-- START OF Working data --

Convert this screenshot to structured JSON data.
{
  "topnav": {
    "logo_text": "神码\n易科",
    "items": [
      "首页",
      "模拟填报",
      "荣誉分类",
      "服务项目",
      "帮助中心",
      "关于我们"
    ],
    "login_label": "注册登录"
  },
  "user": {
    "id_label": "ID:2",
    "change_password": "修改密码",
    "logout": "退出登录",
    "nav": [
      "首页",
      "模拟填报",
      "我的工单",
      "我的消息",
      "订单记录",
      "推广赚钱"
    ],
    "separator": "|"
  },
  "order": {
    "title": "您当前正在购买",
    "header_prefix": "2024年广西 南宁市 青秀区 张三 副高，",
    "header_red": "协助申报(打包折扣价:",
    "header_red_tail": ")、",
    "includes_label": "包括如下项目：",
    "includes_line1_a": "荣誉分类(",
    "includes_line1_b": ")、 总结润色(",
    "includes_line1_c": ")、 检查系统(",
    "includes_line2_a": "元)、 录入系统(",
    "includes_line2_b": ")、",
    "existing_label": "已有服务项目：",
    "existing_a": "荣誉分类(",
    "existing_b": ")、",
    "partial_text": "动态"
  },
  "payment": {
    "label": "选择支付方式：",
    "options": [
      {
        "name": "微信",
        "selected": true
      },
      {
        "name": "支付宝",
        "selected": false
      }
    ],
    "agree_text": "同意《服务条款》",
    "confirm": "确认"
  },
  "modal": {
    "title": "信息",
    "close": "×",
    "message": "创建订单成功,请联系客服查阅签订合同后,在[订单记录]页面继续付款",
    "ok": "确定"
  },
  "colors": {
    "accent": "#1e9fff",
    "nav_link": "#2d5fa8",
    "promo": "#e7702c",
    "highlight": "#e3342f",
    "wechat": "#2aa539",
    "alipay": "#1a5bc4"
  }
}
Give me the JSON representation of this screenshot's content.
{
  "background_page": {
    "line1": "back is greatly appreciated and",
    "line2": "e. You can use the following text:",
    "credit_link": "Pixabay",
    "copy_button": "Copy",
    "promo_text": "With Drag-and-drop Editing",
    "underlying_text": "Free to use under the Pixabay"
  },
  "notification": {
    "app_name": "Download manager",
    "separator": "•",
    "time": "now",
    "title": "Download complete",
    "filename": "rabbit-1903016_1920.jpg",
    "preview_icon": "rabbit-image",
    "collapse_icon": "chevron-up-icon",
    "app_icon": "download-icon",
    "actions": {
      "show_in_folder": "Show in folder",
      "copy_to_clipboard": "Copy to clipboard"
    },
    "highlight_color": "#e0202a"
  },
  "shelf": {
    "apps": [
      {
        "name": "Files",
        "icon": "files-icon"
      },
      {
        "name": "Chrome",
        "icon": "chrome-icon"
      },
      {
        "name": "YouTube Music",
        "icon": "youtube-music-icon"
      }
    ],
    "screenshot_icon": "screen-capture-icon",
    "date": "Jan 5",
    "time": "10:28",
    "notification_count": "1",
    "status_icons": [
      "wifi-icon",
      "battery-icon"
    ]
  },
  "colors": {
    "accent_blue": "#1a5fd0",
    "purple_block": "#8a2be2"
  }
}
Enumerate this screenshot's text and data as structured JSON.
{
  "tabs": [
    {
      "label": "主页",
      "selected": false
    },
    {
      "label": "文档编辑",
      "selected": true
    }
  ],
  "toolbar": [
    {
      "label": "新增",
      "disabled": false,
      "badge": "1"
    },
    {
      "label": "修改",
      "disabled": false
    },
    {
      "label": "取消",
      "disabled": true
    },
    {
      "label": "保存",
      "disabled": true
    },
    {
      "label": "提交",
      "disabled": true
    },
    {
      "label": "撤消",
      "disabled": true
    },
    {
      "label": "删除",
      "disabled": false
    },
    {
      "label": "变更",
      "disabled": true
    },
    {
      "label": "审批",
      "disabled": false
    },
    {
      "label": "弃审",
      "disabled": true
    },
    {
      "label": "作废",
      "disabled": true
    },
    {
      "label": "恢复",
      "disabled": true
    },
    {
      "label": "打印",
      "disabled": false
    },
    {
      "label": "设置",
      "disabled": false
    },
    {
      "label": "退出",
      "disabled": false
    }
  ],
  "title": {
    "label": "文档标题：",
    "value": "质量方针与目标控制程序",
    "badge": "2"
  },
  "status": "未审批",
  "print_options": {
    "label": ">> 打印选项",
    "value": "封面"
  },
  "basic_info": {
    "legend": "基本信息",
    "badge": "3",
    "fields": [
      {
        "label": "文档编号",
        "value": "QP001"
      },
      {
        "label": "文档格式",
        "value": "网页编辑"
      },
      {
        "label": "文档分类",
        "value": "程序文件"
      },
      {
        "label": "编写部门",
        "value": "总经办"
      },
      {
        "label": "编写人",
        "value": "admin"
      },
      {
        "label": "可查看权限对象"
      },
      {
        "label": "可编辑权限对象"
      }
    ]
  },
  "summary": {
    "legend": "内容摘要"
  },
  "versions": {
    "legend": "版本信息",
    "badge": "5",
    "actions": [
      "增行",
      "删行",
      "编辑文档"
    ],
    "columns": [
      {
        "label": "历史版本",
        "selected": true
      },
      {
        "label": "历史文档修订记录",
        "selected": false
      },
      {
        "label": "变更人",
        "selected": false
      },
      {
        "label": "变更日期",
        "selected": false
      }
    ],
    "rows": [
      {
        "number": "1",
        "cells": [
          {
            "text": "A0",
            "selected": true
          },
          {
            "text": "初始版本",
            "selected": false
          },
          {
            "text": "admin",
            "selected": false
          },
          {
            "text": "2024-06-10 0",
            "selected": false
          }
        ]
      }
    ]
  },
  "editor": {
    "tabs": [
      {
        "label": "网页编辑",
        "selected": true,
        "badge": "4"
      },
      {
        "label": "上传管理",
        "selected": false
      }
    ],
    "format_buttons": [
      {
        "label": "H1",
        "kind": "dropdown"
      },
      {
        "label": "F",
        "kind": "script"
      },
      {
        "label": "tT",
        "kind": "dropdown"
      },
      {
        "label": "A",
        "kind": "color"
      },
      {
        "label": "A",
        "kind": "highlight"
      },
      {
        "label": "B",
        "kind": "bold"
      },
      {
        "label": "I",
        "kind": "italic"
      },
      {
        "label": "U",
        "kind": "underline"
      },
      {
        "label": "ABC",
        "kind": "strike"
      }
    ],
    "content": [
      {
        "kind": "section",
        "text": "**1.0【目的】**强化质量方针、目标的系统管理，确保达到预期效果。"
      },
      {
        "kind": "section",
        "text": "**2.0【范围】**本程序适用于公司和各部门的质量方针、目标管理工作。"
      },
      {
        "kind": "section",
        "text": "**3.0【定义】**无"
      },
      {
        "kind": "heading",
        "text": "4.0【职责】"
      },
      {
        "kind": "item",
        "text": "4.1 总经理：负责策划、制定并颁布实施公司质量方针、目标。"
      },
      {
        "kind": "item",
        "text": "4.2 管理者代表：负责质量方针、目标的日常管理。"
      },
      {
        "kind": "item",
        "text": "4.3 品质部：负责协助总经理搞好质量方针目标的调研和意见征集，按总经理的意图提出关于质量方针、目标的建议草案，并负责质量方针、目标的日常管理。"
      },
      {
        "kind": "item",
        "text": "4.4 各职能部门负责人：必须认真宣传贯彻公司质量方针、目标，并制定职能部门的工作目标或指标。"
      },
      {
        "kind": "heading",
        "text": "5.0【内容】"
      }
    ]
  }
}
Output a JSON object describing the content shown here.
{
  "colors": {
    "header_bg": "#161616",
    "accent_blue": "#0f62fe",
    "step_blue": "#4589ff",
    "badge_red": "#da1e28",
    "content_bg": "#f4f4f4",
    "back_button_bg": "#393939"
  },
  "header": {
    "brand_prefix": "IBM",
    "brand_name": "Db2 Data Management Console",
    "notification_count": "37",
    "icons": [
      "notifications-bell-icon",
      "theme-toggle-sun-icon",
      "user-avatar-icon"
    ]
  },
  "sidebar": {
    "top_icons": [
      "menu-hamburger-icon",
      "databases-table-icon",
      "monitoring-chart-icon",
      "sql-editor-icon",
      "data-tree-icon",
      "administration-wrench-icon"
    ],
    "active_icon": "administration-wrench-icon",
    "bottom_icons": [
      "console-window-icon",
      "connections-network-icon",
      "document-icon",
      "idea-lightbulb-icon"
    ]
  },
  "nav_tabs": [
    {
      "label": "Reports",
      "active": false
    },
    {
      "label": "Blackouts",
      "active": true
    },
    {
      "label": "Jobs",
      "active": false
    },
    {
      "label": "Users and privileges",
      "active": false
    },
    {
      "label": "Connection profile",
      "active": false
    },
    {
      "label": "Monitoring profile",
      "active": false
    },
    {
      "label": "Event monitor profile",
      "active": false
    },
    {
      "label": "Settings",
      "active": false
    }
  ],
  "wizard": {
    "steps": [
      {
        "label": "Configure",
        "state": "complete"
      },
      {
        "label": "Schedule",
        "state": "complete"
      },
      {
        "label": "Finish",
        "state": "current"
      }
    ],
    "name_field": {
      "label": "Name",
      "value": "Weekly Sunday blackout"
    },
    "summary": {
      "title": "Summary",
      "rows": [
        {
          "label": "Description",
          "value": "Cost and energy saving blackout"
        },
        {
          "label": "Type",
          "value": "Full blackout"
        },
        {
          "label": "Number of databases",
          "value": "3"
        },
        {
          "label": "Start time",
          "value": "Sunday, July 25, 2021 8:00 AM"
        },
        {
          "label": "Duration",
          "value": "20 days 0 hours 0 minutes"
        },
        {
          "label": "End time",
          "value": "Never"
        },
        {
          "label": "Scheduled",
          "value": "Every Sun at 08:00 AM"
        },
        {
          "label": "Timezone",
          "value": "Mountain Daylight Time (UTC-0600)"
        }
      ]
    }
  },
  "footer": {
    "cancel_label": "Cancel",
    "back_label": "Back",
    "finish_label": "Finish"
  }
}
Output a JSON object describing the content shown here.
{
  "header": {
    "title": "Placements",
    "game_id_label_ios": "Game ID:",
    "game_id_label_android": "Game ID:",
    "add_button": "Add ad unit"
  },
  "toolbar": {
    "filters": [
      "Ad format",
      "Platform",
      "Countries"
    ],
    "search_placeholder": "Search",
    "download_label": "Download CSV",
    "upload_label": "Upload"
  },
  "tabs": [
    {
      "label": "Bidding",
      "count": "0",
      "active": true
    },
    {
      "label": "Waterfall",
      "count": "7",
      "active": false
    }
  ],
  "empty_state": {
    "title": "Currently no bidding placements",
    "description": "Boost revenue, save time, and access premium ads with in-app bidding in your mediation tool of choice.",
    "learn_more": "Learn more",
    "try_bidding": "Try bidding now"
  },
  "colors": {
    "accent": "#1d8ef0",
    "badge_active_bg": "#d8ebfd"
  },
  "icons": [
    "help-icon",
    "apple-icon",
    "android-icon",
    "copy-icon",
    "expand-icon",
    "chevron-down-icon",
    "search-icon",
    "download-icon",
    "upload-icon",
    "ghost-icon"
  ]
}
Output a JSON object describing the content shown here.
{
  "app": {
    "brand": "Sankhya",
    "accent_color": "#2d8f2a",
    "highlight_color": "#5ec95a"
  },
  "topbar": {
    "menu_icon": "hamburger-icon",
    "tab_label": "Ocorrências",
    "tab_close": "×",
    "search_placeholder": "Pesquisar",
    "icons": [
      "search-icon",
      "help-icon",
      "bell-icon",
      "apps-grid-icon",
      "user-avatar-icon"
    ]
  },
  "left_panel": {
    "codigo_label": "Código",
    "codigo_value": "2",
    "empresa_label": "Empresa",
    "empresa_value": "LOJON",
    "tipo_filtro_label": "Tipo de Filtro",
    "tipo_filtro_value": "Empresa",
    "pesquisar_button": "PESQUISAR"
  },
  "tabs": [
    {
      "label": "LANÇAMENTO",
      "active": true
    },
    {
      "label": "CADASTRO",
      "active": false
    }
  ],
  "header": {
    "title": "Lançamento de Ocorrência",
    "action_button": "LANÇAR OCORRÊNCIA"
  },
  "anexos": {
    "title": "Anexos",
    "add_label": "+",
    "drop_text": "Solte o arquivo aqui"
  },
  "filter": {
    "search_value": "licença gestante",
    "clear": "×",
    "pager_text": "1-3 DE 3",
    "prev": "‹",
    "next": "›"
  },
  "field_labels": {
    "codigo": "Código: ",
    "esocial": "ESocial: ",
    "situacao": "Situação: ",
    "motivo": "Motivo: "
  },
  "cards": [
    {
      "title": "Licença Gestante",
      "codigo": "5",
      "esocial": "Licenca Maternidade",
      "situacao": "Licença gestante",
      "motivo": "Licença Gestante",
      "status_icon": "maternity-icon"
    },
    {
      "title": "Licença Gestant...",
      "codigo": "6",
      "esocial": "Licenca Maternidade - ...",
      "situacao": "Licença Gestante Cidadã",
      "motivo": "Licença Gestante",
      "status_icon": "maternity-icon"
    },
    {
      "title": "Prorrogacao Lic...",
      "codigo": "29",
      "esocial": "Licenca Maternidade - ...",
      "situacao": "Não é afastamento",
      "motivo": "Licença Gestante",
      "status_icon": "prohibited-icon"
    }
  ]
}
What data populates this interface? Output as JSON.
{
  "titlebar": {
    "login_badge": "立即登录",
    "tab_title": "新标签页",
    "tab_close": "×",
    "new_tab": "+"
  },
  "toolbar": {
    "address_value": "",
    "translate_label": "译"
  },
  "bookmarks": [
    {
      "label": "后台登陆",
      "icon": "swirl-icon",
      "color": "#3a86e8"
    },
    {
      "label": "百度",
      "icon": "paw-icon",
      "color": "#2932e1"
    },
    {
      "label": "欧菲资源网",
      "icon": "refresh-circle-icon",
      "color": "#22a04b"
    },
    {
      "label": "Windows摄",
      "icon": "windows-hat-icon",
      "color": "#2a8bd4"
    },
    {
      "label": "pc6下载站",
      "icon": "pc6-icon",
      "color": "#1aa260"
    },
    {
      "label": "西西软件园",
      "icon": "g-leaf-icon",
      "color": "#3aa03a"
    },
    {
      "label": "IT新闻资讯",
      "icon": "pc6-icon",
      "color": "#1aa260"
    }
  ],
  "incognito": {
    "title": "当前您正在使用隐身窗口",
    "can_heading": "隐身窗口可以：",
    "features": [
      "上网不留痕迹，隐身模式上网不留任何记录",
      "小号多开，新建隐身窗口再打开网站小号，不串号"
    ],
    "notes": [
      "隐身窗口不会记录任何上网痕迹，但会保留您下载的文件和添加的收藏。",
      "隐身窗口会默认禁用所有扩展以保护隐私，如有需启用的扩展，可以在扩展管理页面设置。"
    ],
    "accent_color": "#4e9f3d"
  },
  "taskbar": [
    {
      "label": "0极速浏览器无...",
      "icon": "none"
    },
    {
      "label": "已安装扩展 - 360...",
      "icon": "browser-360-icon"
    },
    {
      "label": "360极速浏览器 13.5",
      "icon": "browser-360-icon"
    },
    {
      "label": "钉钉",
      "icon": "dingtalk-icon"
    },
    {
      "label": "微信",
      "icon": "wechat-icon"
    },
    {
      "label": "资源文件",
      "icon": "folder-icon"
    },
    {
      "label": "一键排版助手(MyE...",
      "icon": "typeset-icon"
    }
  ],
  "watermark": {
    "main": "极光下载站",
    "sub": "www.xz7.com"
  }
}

-- END OF Working data --

Using the material above, report each line where "situacao" occurs.

■ Answer to the exercise:
    "situacao": "Situação: ",
      "situacao": "Licença gestante",
      "situacao": "Licença Gestante Cidadã",
      "situacao": "Não é afastamento",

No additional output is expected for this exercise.